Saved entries
+---+

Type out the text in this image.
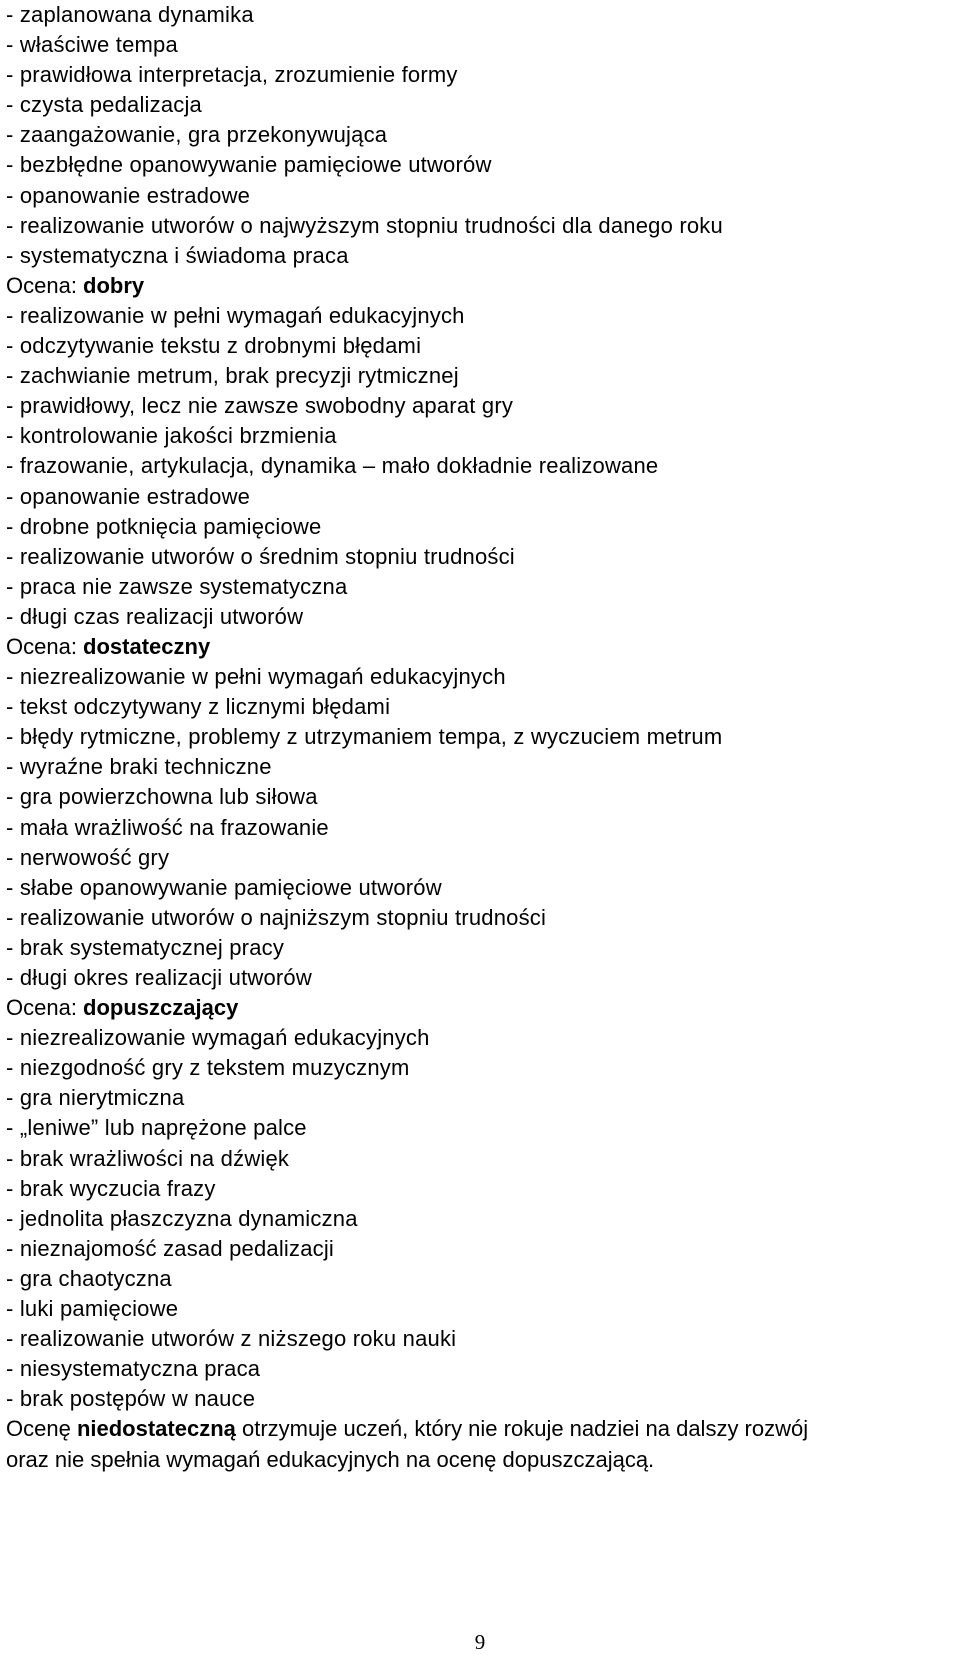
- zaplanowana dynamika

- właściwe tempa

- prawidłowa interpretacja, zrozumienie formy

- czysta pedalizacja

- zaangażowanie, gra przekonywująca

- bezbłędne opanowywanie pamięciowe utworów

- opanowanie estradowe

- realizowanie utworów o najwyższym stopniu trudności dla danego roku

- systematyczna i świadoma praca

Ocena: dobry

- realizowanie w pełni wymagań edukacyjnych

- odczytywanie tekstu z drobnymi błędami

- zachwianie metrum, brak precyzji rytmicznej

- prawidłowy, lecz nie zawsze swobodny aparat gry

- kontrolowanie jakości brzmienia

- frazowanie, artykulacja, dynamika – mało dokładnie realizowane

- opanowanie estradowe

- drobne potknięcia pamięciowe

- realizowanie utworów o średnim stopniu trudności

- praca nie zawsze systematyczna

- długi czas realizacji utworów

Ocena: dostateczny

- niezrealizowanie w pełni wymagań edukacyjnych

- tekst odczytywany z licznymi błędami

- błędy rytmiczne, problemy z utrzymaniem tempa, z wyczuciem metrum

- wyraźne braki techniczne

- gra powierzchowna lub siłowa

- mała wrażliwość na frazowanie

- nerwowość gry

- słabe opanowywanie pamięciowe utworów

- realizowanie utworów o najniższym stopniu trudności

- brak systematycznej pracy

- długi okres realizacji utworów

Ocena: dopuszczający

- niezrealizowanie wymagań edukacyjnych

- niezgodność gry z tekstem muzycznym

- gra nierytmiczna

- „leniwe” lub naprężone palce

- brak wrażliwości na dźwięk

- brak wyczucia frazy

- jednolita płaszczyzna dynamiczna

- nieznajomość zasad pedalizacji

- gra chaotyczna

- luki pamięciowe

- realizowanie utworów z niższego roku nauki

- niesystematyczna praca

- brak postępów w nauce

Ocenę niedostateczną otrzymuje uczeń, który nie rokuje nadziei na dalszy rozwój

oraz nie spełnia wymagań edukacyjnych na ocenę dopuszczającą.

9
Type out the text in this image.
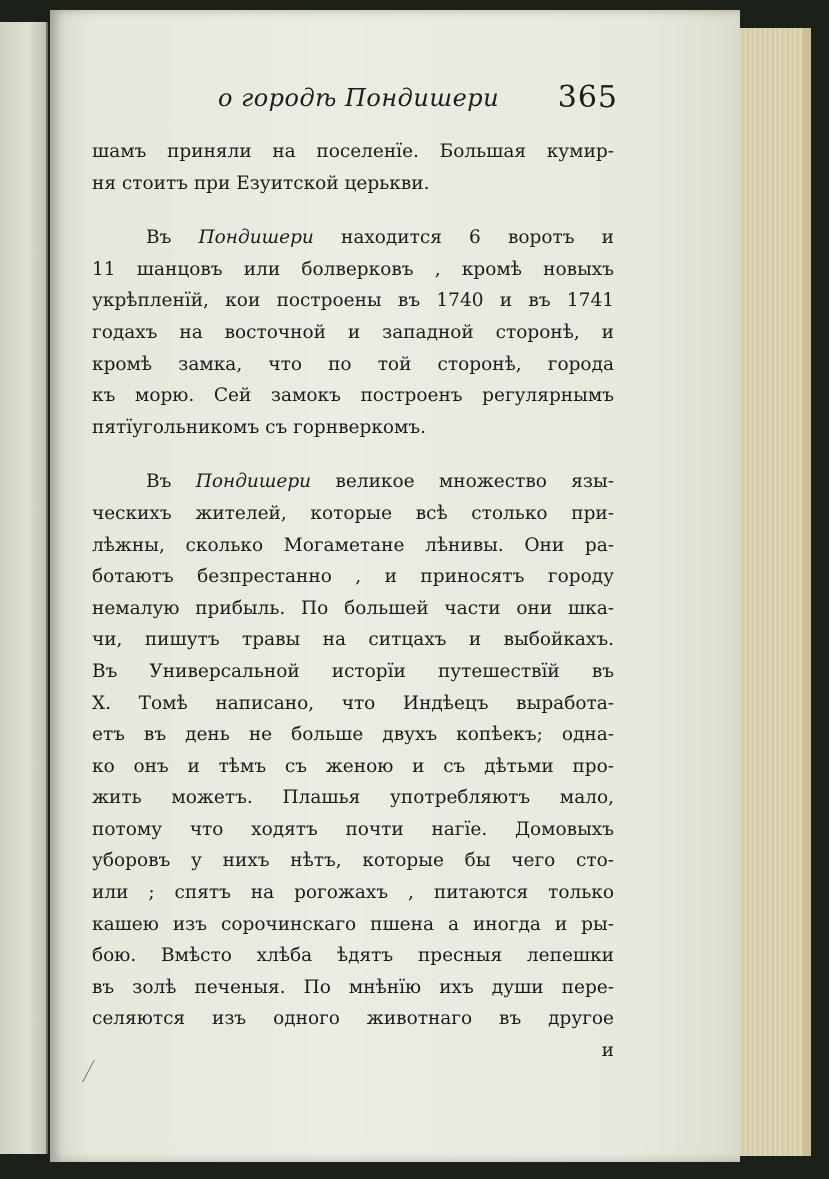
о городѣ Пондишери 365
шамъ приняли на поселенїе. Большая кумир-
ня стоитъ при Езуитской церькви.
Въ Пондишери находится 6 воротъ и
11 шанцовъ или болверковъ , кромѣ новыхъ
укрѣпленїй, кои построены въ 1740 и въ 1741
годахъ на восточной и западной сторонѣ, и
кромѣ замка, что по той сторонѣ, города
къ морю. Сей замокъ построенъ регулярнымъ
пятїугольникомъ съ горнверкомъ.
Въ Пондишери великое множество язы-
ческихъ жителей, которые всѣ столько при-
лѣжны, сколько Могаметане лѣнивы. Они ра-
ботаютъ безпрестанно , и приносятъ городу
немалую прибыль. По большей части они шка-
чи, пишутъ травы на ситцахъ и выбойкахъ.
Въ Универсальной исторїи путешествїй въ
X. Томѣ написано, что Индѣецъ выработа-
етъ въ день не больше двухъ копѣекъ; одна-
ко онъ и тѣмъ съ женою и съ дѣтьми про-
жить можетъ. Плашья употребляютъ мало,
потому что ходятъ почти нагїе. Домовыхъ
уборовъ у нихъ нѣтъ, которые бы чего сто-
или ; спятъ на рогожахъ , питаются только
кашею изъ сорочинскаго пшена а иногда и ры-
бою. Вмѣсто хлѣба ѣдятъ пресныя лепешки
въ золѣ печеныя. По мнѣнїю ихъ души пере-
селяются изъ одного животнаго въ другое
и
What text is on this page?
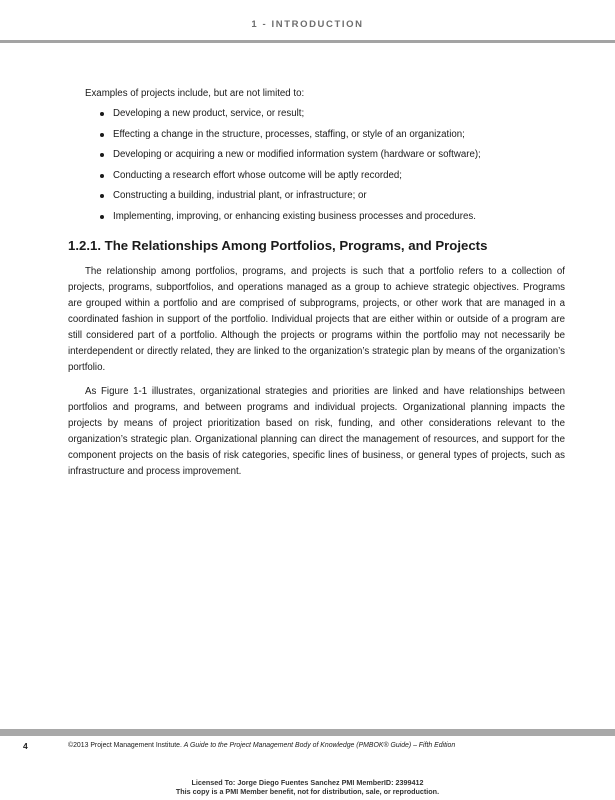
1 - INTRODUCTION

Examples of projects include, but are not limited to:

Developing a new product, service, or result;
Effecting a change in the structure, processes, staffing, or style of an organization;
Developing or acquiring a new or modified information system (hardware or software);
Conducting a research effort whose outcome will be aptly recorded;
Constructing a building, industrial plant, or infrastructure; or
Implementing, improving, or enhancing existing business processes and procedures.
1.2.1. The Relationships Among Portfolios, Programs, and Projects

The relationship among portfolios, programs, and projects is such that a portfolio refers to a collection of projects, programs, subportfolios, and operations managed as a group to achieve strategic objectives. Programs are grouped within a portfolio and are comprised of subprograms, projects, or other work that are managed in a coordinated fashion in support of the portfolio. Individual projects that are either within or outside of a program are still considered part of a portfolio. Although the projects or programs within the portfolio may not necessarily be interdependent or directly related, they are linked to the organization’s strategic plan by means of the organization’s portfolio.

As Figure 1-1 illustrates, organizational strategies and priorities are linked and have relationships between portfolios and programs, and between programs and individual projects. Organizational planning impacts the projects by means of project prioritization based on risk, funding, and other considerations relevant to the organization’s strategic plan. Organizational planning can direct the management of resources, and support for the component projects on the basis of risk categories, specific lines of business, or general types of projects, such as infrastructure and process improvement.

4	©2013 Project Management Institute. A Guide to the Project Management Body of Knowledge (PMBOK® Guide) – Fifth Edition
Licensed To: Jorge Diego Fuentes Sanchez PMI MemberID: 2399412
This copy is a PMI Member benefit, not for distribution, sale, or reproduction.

+---+

**What you are asked to do:**
Find the count of lines in the data above where the string "realizacji" occurs. Provide that number alone.

**Problem solution:**
2